Your task:
Restate each line word for word. Leave out every picture.

Data section:
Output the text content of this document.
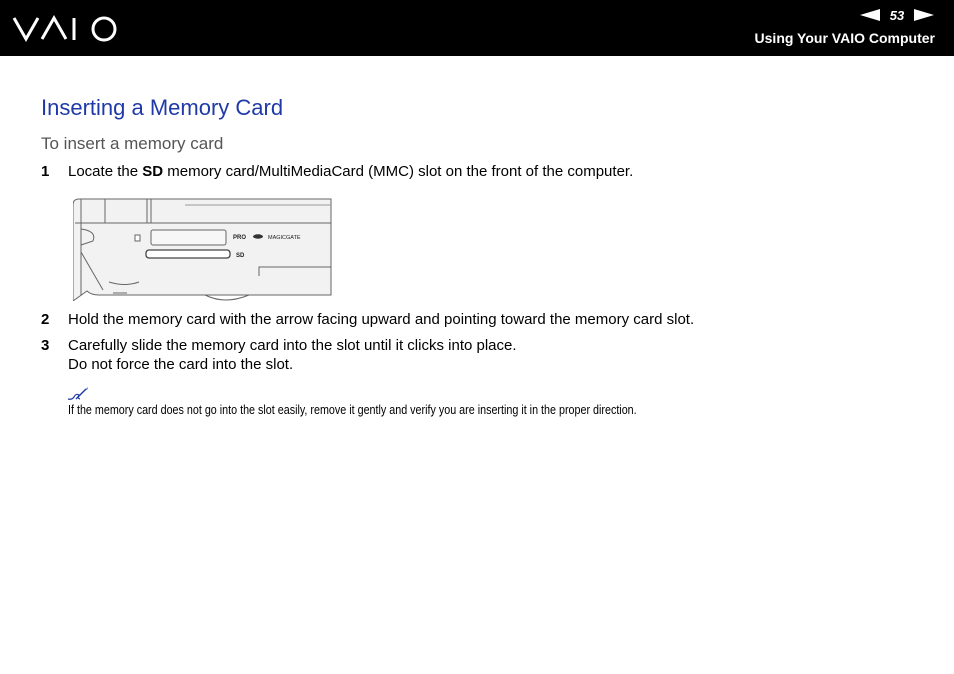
53
Using Your VAIO Computer
Inserting a Memory Card
To insert a memory card
1 Locate the SD memory card/MultiMediaCard (MMC) slot on the front of the computer.
PRO	MAGICGATE
SD
2 Hold the memory card with the arrow facing upward and pointing toward the memory card slot.
3 Carefully slide the memory card into the slot until it clicks into place.
Do not force the card into the slot.
If the memory card does not go into the slot easily, remove it gently and verify you are inserting it in the proper direction.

Correct response:
Output the text content of this document.
53
Using Your VAIO Computer
Inserting a Memory Card
To insert a memory card
1 Locate the SD memory card/MultiMediaCard (MMC) slot on the front of the computer.
PRO	MAGICGATE
SD
2 Hold the memory card with the arrow facing upward and pointing toward the memory card slot.
3 Carefully slide the memory card into the slot until it clicks into place.
Do not force the card into the slot.
If the memory card does not go into the slot easily, remove it gently and verify you are inserting it in the proper direction.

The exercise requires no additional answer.